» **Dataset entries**

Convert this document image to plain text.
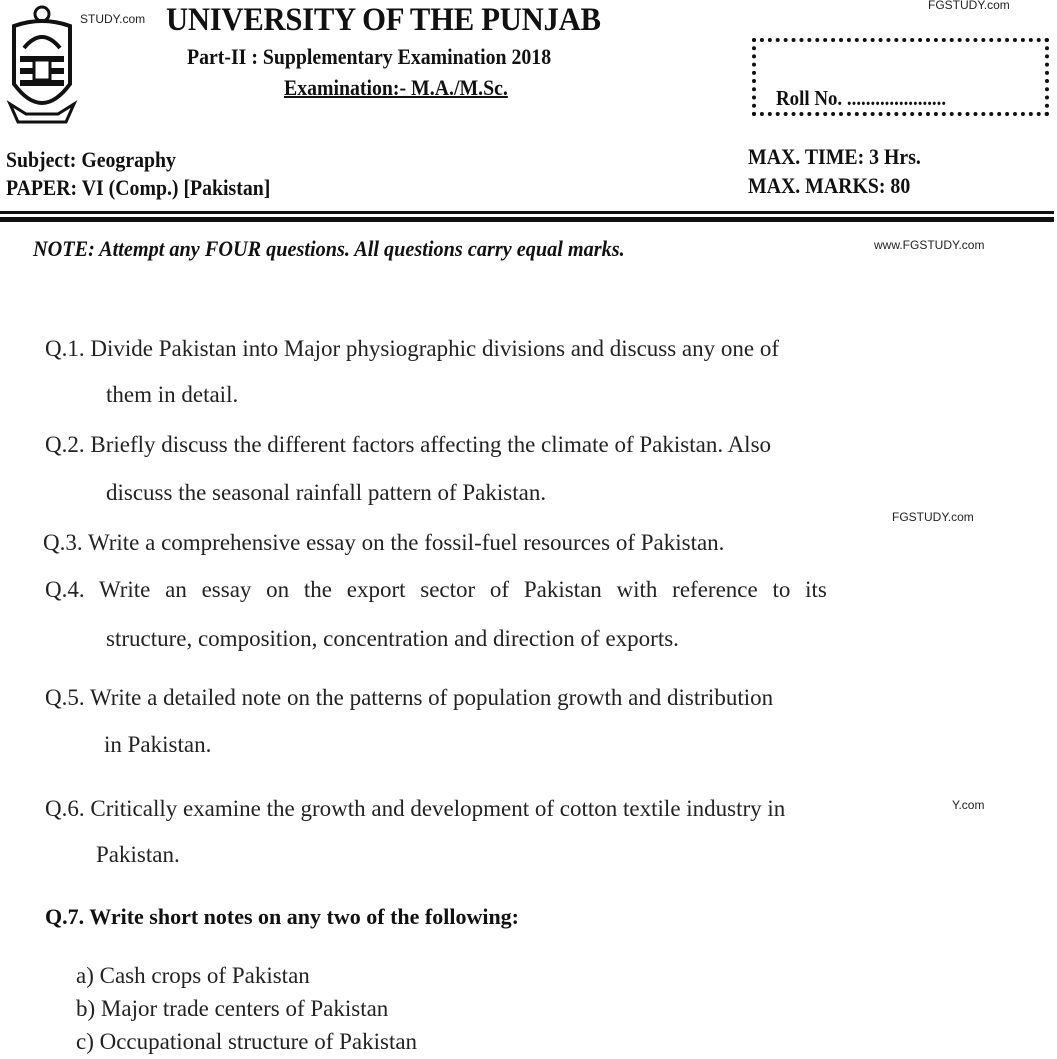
STUDY.com
FGSTUDY.com
UNIVERSITY OF THE PUNJAB
Part-II : Supplementary Examination 2018
Examination:- M.A./M.Sc.	Roll No. .....................
Subject: Geography
PAPER: VI (Comp.) [Pakistan]
MAX. TIME: 3 Hrs.
MAX. MARKS: 80
NOTE: Attempt any FOUR questions. All questions carry equal marks.	www.FGSTUDY.com
Q.1. Divide Pakistan into Major physiographic divisions and discuss any one of
them in detail.
Q.2. Briefly discuss the different factors affecting the climate of Pakistan. Also
discuss the seasonal rainfall pattern of Pakistan.
FGSTUDY.com
Q.3. Write a comprehensive essay on the fossil-fuel resources of Pakistan.
Q.4. Write an essay on the export sector of Pakistan with reference to its
structure, composition, concentration and direction of exports.
Q.5. Write a detailed note on the patterns of population growth and distribution
in Pakistan.
Q.6. Critically examine the growth and development of cotton textile industry in	Y.com
Pakistan.
Q.7. Write short notes on any two of the following:
a) Cash crops of Pakistan
b) Major trade centers of Pakistan
c) Occupational structure of Pakistan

» **Your goal**
Retype all of the entries exactly as written, leaving out any images.

» **Exercise output**
Convert this document image to plain text.
STUDY.com
FGSTUDY.com
UNIVERSITY OF THE PUNJAB
Part-II : Supplementary Examination 2018
Examination:- M.A./M.Sc.	Roll No. .....................
Subject: Geography
PAPER: VI (Comp.) [Pakistan]
MAX. TIME: 3 Hrs.
MAX. MARKS: 80
NOTE: Attempt any FOUR questions. All questions carry equal marks.	www.FGSTUDY.com
Q.1. Divide Pakistan into Major physiographic divisions and discuss any one of
them in detail.
Q.2. Briefly discuss the different factors affecting the climate of Pakistan. Also
discuss the seasonal rainfall pattern of Pakistan.
FGSTUDY.com
Q.3. Write a comprehensive essay on the fossil-fuel resources of Pakistan.
Q.4. Write an essay on the export sector of Pakistan with reference to its
structure, composition, concentration and direction of exports.
Q.5. Write a detailed note on the patterns of population growth and distribution
in Pakistan.
Q.6. Critically examine the growth and development of cotton textile industry in	Y.com
Pakistan.
Q.7. Write short notes on any two of the following:
a) Cash crops of Pakistan
b) Major trade centers of Pakistan
c) Occupational structure of Pakistan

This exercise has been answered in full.